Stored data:
>> Start

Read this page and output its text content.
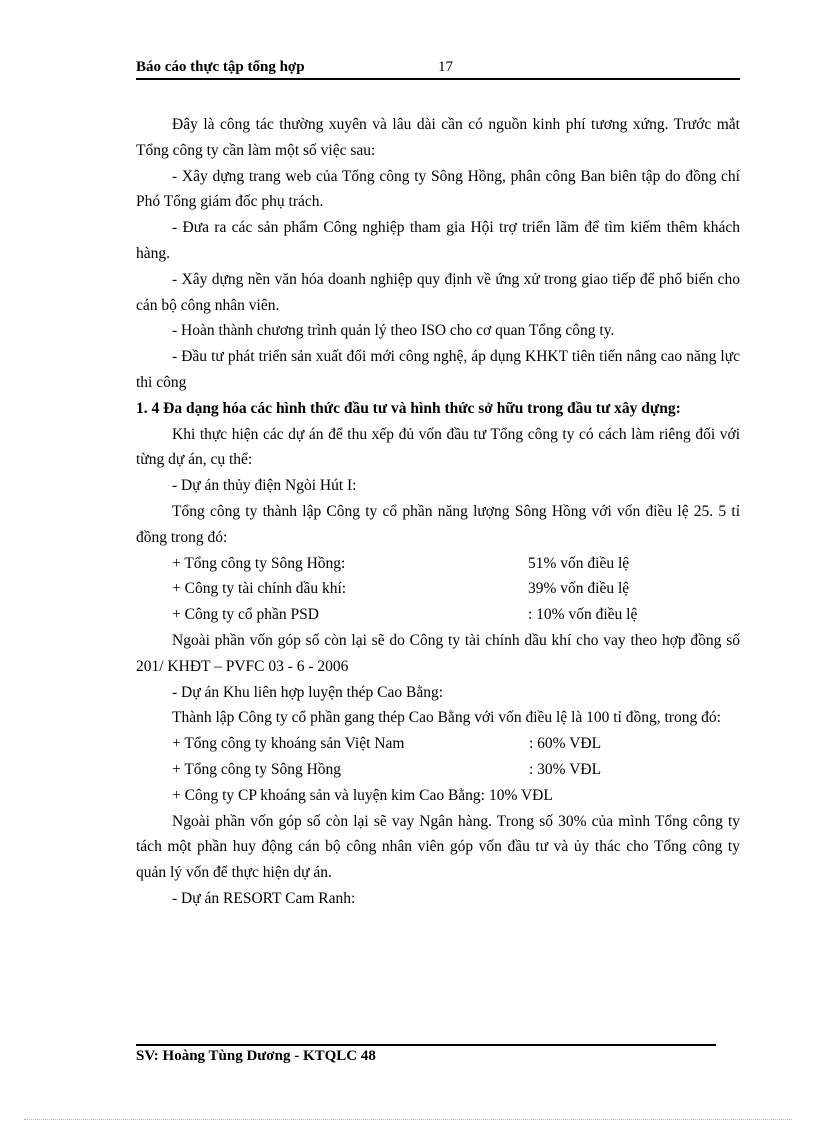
Báo cáo thực tập tổng hợp	17

Đây là công tác thường xuyên và lâu dài cần có nguồn kinh phí tương xứng. Trước mắt Tổng công ty cần làm một số việc sau:

- Xây dựng trang web của Tổng công ty Sông Hồng, phân công Ban biên tập do đồng chí Phó Tổng giám đốc phụ trách.

- Đưa ra các sản phẩm Công nghiệp tham gia Hội trợ triển lãm để tìm kiếm thêm khách hàng.

- Xây dựng nền văn hóa doanh nghiệp quy định về ứng xử trong giao tiếp để phổ biến cho cán bộ công nhân viên.

- Hoàn thành chương trình quản lý theo ISO cho cơ quan Tổng công ty.

- Đầu tư phát triển sản xuất đổi mới công nghệ, áp dụng KHKT tiên tiến nâng cao năng lực thi công

1. 4 Đa dạng hóa các hình thức đầu tư và hình thức sở hữu trong đầu tư xây dựng:

Khi thực hiện các dự án để thu xếp đủ vốn đầu tư Tổng công ty có cách làm riêng đối với từng dự án, cụ thể:

- Dự án thủy điện Ngòi Hút I:

Tổng công ty thành lập Công ty cổ phần năng lượng Sông Hồng với vốn điều lệ 25. 5 tỉ đồng trong đó:

+ Tổng công ty Sông Hồng:	51% vốn điều lệ
+ Công ty tài chính dầu khí:	39% vốn điều lệ
+ Công ty cổ phần PSD	: 10% vốn điều lệ

Ngoài phần vốn góp số còn lại sẽ do Công ty tài chính dầu khí cho vay theo hợp đồng số 201/ KHĐT – PVFC 03 - 6 - 2006

- Dự án Khu liên hợp luyện thép Cao Bằng:

Thành lập Công ty cổ phần gang thép Cao Bằng với vốn điều lệ là 100 tỉ đồng, trong đó:

+ Tổng công ty khoáng sản Việt Nam	: 60% VĐL
+ Tổng công ty Sông Hồng	: 30% VĐL
+ Công ty CP khoáng sản và luyện kim Cao Bằng: 10% VĐL

Ngoài phần vốn góp số còn lại sẽ vay Ngân hàng. Trong số 30% của mình Tổng công ty tách một phần huy động cán bộ công nhân viên góp vốn đầu tư và ủy thác cho Tổng công ty quản lý vốn để thực hiện dự án.

- Dự án RESORT Cam Ranh:

SV: Hoàng Tùng Dương - KTQLC 48
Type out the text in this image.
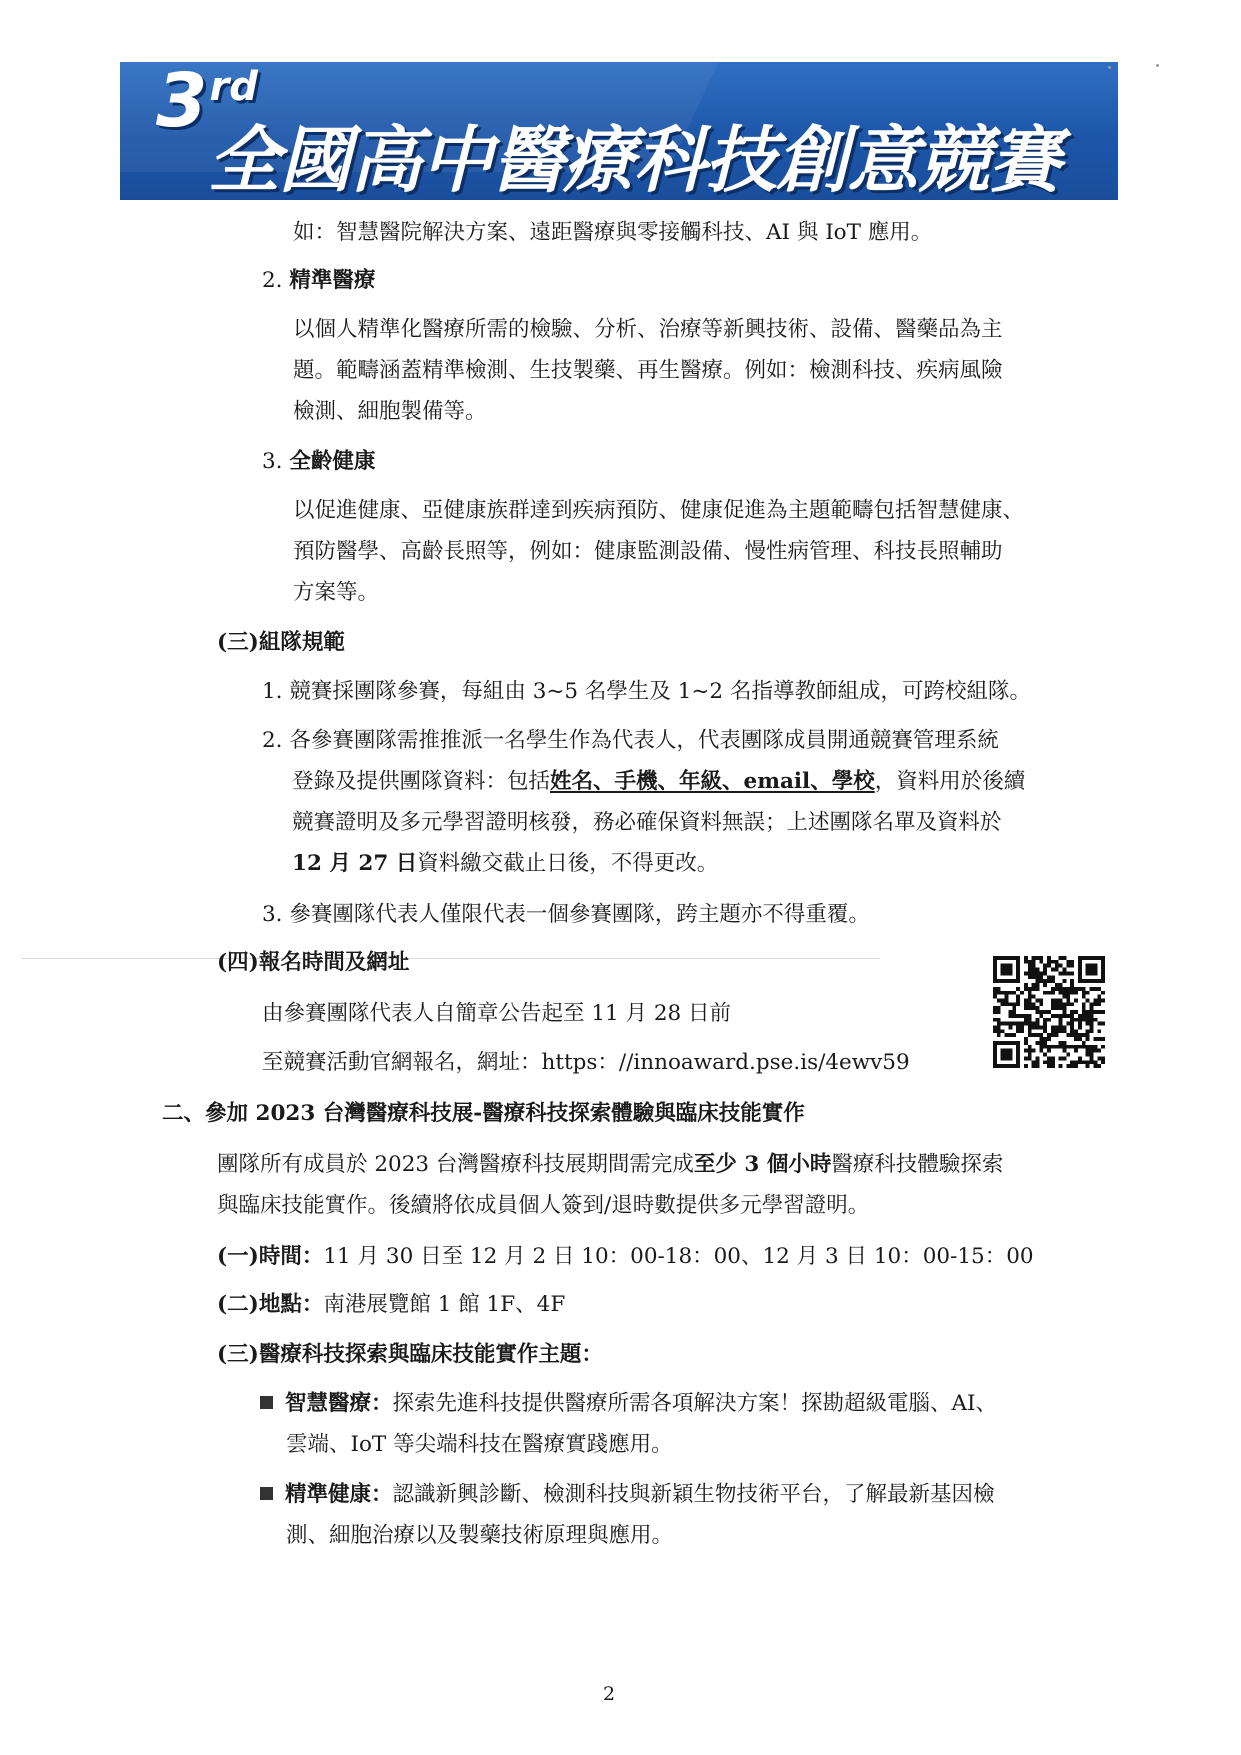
3rd
全國高中醫療科技創意競賽
如：智慧醫院解決方案、遠距醫療與零接觸科技、AI 與 IoT 應用。
2. 精準醫療
以個人精準化醫療所需的檢驗、分析、治療等新興技術、設備、醫藥品為主
題。範疇涵蓋精準檢測、生技製藥、再生醫療。例如：檢測科技、疾病風險
檢測、細胞製備等。
3. 全齡健康
以促進健康、亞健康族群達到疾病預防、健康促進為主題範疇包括智慧健康、
預防醫學、高齡長照等，例如：健康監測設備、慢性病管理、科技長照輔助
方案等。
(三)組隊規範
1. 競賽採團隊參賽，每組由 3~5 名學生及 1~2 名指導教師組成，可跨校組隊。
2. 各參賽團隊需推推派一名學生作為代表人，代表團隊成員開通競賽管理系統
登錄及提供團隊資料：包括姓名、手機、年級、email、學校，資料用於後續
競賽證明及多元學習證明核發，務必確保資料無誤；上述團隊名單及資料於
12 月 27 日資料繳交截止日後，不得更改。
3. 參賽團隊代表人僅限代表一個參賽團隊，跨主題亦不得重覆。
(四)報名時間及網址
由參賽團隊代表人自簡章公告起至 11 月 28 日前
至競賽活動官網報名，網址：https：//innoaward.pse.is/4ewv59
二、參加 2023 台灣醫療科技展-醫療科技探索體驗與臨床技能實作
團隊所有成員於 2023 台灣醫療科技展期間需完成至少 3 個小時醫療科技體驗探索
與臨床技能實作。後續將依成員個人簽到/退時數提供多元學習證明。
(一)時間：11 月 30 日至 12 月 2 日 10：00-18：00、12 月 3 日 10：00-15：00
(二)地點：南港展覽館 1 館 1F、4F
(三)醫療科技探索與臨床技能實作主題：
智慧醫療：探索先進科技提供醫療所需各項解決方案！探勘超級電腦、AI、
雲端、IoT 等尖端科技在醫療實踐應用。
精準健康：認識新興診斷、檢測科技與新穎生物技術平台，了解最新基因檢
測、細胞治療以及製藥技術原理與應用。
2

>> End

▶ _SET EXERCISE_:
Extract every line of the data exactly; pictures stay out.

▶ _SOLUTION TO THE PROBLEM_:
Read this page and output its text content.
Báo cáo thực tập tổng hợp	17

Đây là công tác thường xuyên và lâu dài cần có nguồn kinh phí tương xứng. Trước mắt Tổng công ty cần làm một số việc sau:

- Xây dựng trang web của Tổng công ty Sông Hồng, phân công Ban biên tập do đồng chí Phó Tổng giám đốc phụ trách.

- Đưa ra các sản phẩm Công nghiệp tham gia Hội trợ triển lãm để tìm kiếm thêm khách hàng.

- Xây dựng nền văn hóa doanh nghiệp quy định về ứng xử trong giao tiếp để phổ biến cho cán bộ công nhân viên.

- Hoàn thành chương trình quản lý theo ISO cho cơ quan Tổng công ty.

- Đầu tư phát triển sản xuất đổi mới công nghệ, áp dụng KHKT tiên tiến nâng cao năng lực thi công

1. 4 Đa dạng hóa các hình thức đầu tư và hình thức sở hữu trong đầu tư xây dựng:

Khi thực hiện các dự án để thu xếp đủ vốn đầu tư Tổng công ty có cách làm riêng đối với từng dự án, cụ thể:

- Dự án thủy điện Ngòi Hút I:

Tổng công ty thành lập Công ty cổ phần năng lượng Sông Hồng với vốn điều lệ 25. 5 tỉ đồng trong đó:

+ Tổng công ty Sông Hồng:	51% vốn điều lệ
+ Công ty tài chính dầu khí:	39% vốn điều lệ
+ Công ty cổ phần PSD	: 10% vốn điều lệ

Ngoài phần vốn góp số còn lại sẽ do Công ty tài chính dầu khí cho vay theo hợp đồng số 201/ KHĐT – PVFC 03 - 6 - 2006

- Dự án Khu liên hợp luyện thép Cao Bằng:

Thành lập Công ty cổ phần gang thép Cao Bằng với vốn điều lệ là 100 tỉ đồng, trong đó:

+ Tổng công ty khoáng sản Việt Nam	: 60% VĐL
+ Tổng công ty Sông Hồng	: 30% VĐL
+ Công ty CP khoáng sản và luyện kim Cao Bằng: 10% VĐL

Ngoài phần vốn góp số còn lại sẽ vay Ngân hàng. Trong số 30% của mình Tổng công ty tách một phần huy động cán bộ công nhân viên góp vốn đầu tư và ủy thác cho Tổng công ty quản lý vốn để thực hiện dự án.

- Dự án RESORT Cam Ranh:

SV: Hoàng Tùng Dương - KTQLC 48
Type out the text in this image.
3rd
全國高中醫療科技創意競賽
如：智慧醫院解決方案、遠距醫療與零接觸科技、AI 與 IoT 應用。
2. 精準醫療
以個人精準化醫療所需的檢驗、分析、治療等新興技術、設備、醫藥品為主
題。範疇涵蓋精準檢測、生技製藥、再生醫療。例如：檢測科技、疾病風險
檢測、細胞製備等。
3. 全齡健康
以促進健康、亞健康族群達到疾病預防、健康促進為主題範疇包括智慧健康、
預防醫學、高齡長照等，例如：健康監測設備、慢性病管理、科技長照輔助
方案等。
(三)組隊規範
1. 競賽採團隊參賽，每組由 3~5 名學生及 1~2 名指導教師組成，可跨校組隊。
2. 各參賽團隊需推推派一名學生作為代表人，代表團隊成員開通競賽管理系統
登錄及提供團隊資料：包括姓名、手機、年級、email、學校，資料用於後續
競賽證明及多元學習證明核發，務必確保資料無誤；上述團隊名單及資料於
12 月 27 日資料繳交截止日後，不得更改。
3. 參賽團隊代表人僅限代表一個參賽團隊，跨主題亦不得重覆。
(四)報名時間及網址
由參賽團隊代表人自簡章公告起至 11 月 28 日前
至競賽活動官網報名，網址：https：//innoaward.pse.is/4ewv59
二、參加 2023 台灣醫療科技展-醫療科技探索體驗與臨床技能實作
團隊所有成員於 2023 台灣醫療科技展期間需完成至少 3 個小時醫療科技體驗探索
與臨床技能實作。後續將依成員個人簽到/退時數提供多元學習證明。
(一)時間：11 月 30 日至 12 月 2 日 10：00-18：00、12 月 3 日 10：00-15：00
(二)地點：南港展覽館 1 館 1F、4F
(三)醫療科技探索與臨床技能實作主題：
智慧醫療：探索先進科技提供醫療所需各項解決方案！探勘超級電腦、AI、
雲端、IoT 等尖端科技在醫療實踐應用。
精準健康：認識新興診斷、檢測科技與新穎生物技術平台，了解最新基因檢
測、細胞治療以及製藥技術原理與應用。
2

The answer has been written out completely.